Em Segredos do coração, a quinta novela de Maria de Lourdes Krieger para o público juvenil, há o inter-relacionamento de discursos diferentes, isto é, um discurso contemporâneo voltado para a realidade atual, ao representar os dramas de uma adolescente e a referência recorrente ao discurso dos contos consagrados como clássicos infantis (A Bela Adormecida, O Príncipe Rã, Branca de Neve e O Patinho Feio). A tecitura novelesca é estruturada por micronarrativas que se relacionam com uma macronarrativa que tem como elemento coordenador a personagem-narradora. 

A narrativa está dividida em cinco capítulos, que podem levar à leitura da estrutura invariante proposta por Vladimir Propp (1984). À apropriação de tal estrutura na elaboração dos títulos, contudo, subjaz um jogo de desmistificação, pois a narrativa não segue uma sequência linear, fragmentando-se num vai-e-vem constante entre passado e presente, desestruturando a unidade de uma possível leitura proppiana. Assim estão divididos os capítulos: “Do início provável”- situação inicial de equilíbrio (o nascimento de uma menina; ‘Espelho, espelho meu”- situação de desequilíbrio (o sentimento de inferioridade da personagem); “Do encontro com os amigos”- provas (nos relacionamentos com os amigos e a morte da mãe); “Do sonho e das fugas” - auxílio mágico (os contos de fadas) e “Reencontro”- novo equilíbrio (superação dos conflitos).

O primeiro capítulo, relatado por um narrador em terceira pessoa, obedece ao início das efabulações feéricas, indeterminando o espaço e o tempo: “Era uma vez um reino distante” (KRIEGER, 1991, p.7)

O segundo capítulo recebe uma nova voz, que dará continuidade à narrativa, agora em primeira pessoa: “Regina: esse é meu nome” (KRIEGER, 1991, p.11). A personagem-narradora assume o discurso feérico, ao contar seu nascimento de forma idêntica ao da Bela Adormecida. No castigo da décima terceira fada, surge o rompimento com o discurso alheio: “Desejou com a força da inveja e da rejeição: eu deveria nascer desajeitada. Magricela. Espinhenta. Sem graça ou beleza” (KRIEGER, 1991, p.12), e é desvendado ao leitor o segredo da personagem: o refúgio nos contos de fadas frente à difícil tarefa de crescer. Ao leitor, já inserido na construção narrativa, é apresentado um problema da realidade escolar brasileira: 

Não aguentávamos mais; desde a 4a série, os professores viviam empurrando objetos diretos e indiretos, complementos nominais e adjuntos goela abaixo. Ninguém entendia. Mas, também, ninguém explicava direito coisa alguma. (KRIEGER, 1991, p.l7)

• • •

■ **Tarefa 1**
Segundo a análise de Segredos do coração, por quem é relatado o primeiro capítulo da novela?
■ **Tarefa 2**
Continue a análise sobre Segredos do coração a partir do ponto em que o texto termina.
Não é preciso consultar as entradas.

■ **Dados fornecidos**
• • •

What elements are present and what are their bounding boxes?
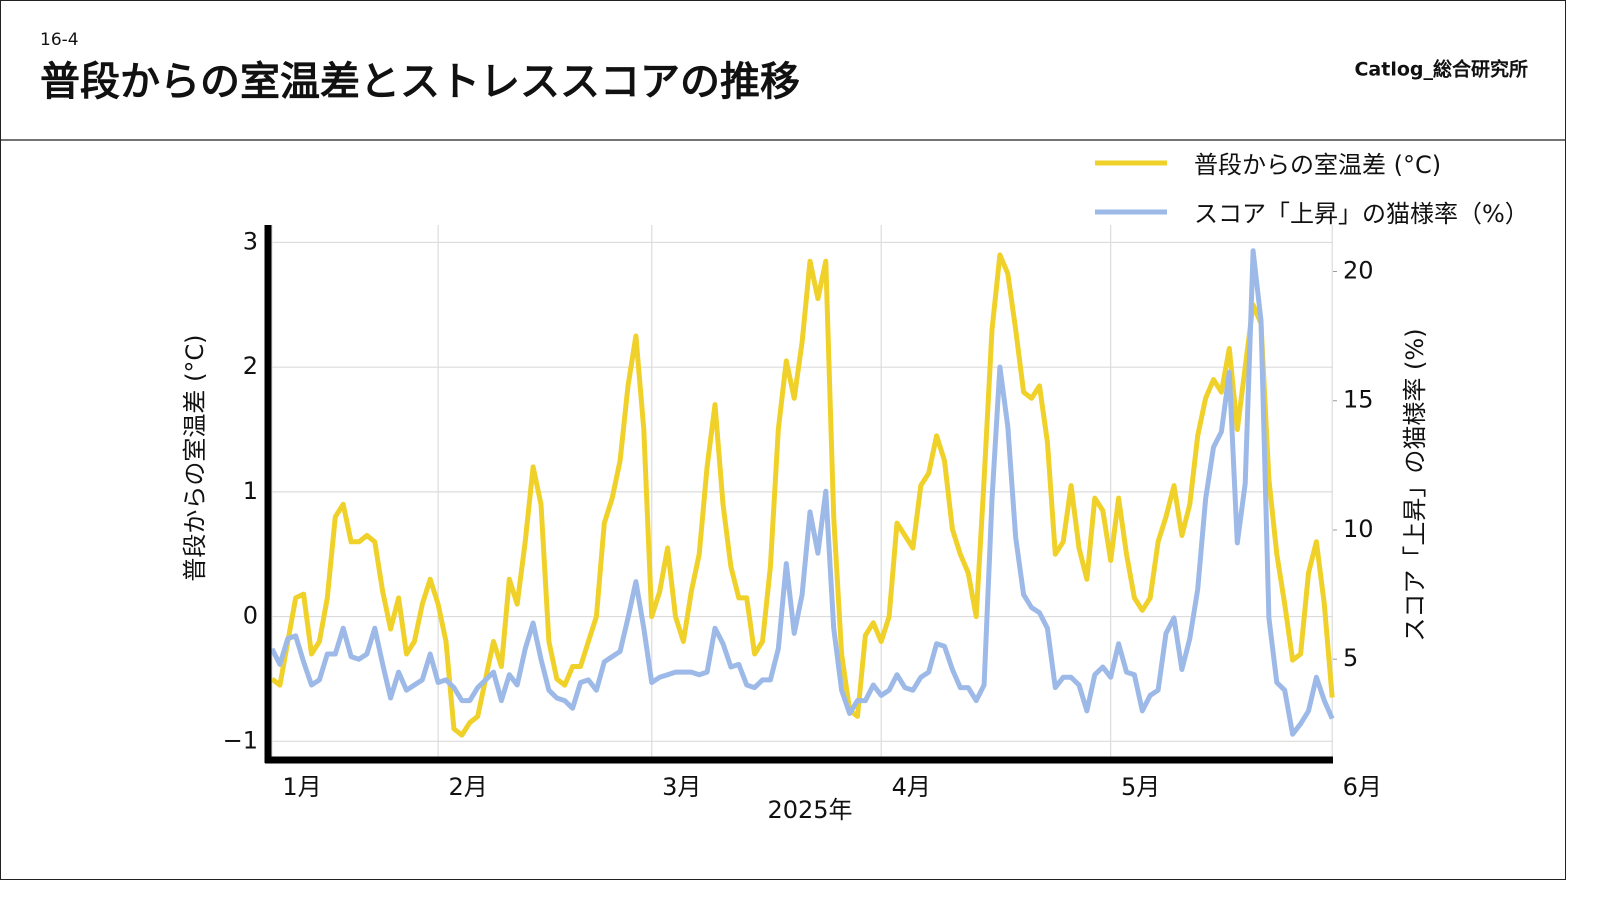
y-axis-label: 普段からの室温差 (°C) bbox=[181, 334, 209, 581]
brand: Catlog_総合研究所 bbox=[1354, 58, 1528, 81]
section-number: 16-4 bbox=[40, 30, 79, 50]
y-tick-label: −1 bbox=[223, 726, 258, 754]
slide-frame bbox=[0, 0, 1566, 880]
y-tick-label: 2 bbox=[243, 352, 258, 380]
y2-tick-label: 15 bbox=[1343, 386, 1374, 414]
series-line bbox=[270, 252, 1335, 738]
x-tick-label: 4月 bbox=[892, 773, 931, 801]
y2-tick-label: 20 bbox=[1343, 257, 1374, 285]
legend-label: 普段からの室温差 (°C) bbox=[1194, 151, 1441, 179]
x-tick-label: 3月 bbox=[662, 773, 701, 801]
x-axis-label: 2025年 bbox=[767, 796, 852, 824]
y-tick-label: 1 bbox=[243, 477, 258, 505]
x-tick-label: 2月 bbox=[448, 773, 487, 801]
x-tick-label: 1月 bbox=[282, 773, 321, 801]
x-tick-label: 5月 bbox=[1121, 773, 1160, 801]
legend-label: スコア「上昇」の猫様率（%） bbox=[1194, 200, 1529, 228]
x-tick-label: 6月 bbox=[1343, 773, 1382, 801]
y-tick-label: 0 bbox=[243, 602, 258, 630]
slide-title: 普段からの室温差とストレススコアの推移 bbox=[40, 59, 800, 105]
y2-tick-label: 10 bbox=[1343, 515, 1374, 543]
y-tick-label: 3 bbox=[243, 227, 258, 255]
y2-tick-label: 5 bbox=[1343, 644, 1358, 672]
y2-axis-label: スコア「上昇」の猫様率 (%) bbox=[1401, 328, 1429, 641]
series-line bbox=[269, 248, 1335, 737]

• • •

■ **Resposta 1**
Por um narrador em terceira pessoa.

■ **Resposta 2**
Usar ou não sutiã, namorar o colega da classe, ciúmes etc., são outros assuntos abordados, participando ao leitor a contemporaneidade da obra.

No quarto capítulo, ao se deparar com a perda da figura materna, a personagem retoma a imagem da Bela Adormecida; numa tentativa de fuga, o pai-esposo, como um príncipe, despertaria a mãe-esposa do sono profundo. O discurso alheio é tomado como citação:

Lá estava ela tão linda que o príncipe não conseguia parar de admirá-la. Curvou-se e deu-lhe um beijo. Quando ele a tocou com os lábios, a princesa abriu os olhos e, despertando, olhou-o feliz. (KRIEGER, 1991, p.37)

A personagem começa a questionar a existência dos auxílios mágicos: 

Onde estão as mulheres sábias do reino, que não desfazem o encanto? (KRIEGER, 1991, p.37)

Na beira de um rio beijei um sapo, ele continuou sapo. Cadê meu príncipe encantado, cadê meus reis, cadê eu? (KRIEGER, 1991, p.28)

A flexibilidade entre o imaginário e a realidade é uma característica comum à infância. A crítica ao mundo do faz-de-conta se dá na medida em que a personagem já tem l3 anos: “Como é difícil fazer treze anos!” (KRIEGER, 1991, p.15), idade possível de compreender a complexidade do mundo. Por isso a (re)elaboração do discurso resulta num questionamento às soluções de evasão e conformismo, promovidas pelas narrativas tradicionais, em que os problemas são resolvidos num passe de mágica. O equilíbrio relativo no final da narrativa - “Mas tudo bem: a vida é boa” (KRIEGER, 1991, p.46) - supera o mundo do faz-de-conta, por meio das relações em que alegrias e tristezas têm peso igual, não apontando soluções, onde o real é inacabado.

Segredos do coração, ao dialogar com textos já “habitados”, procura estabelecer uma visão de mundo diferenciada daquela proposta pelos textos absorvidos, ou seja, essas apropriações são feitas no sentido de contestar os valores que foram secularizados, pelos contos de fadas, e não para cultuá-los como verdade absoluta.


Referência:

DEBUS, Eliane S. D. Entre vozes e leituras. Florianópolis: UFSC, 1996 (Dissertação de Mestrado/PPGL/UFSC).

KRIEGER, Maria de Lourdes. Segredos do coração. Il. May Shuravel. 4.ed. São Paulo: Moderna, 1991.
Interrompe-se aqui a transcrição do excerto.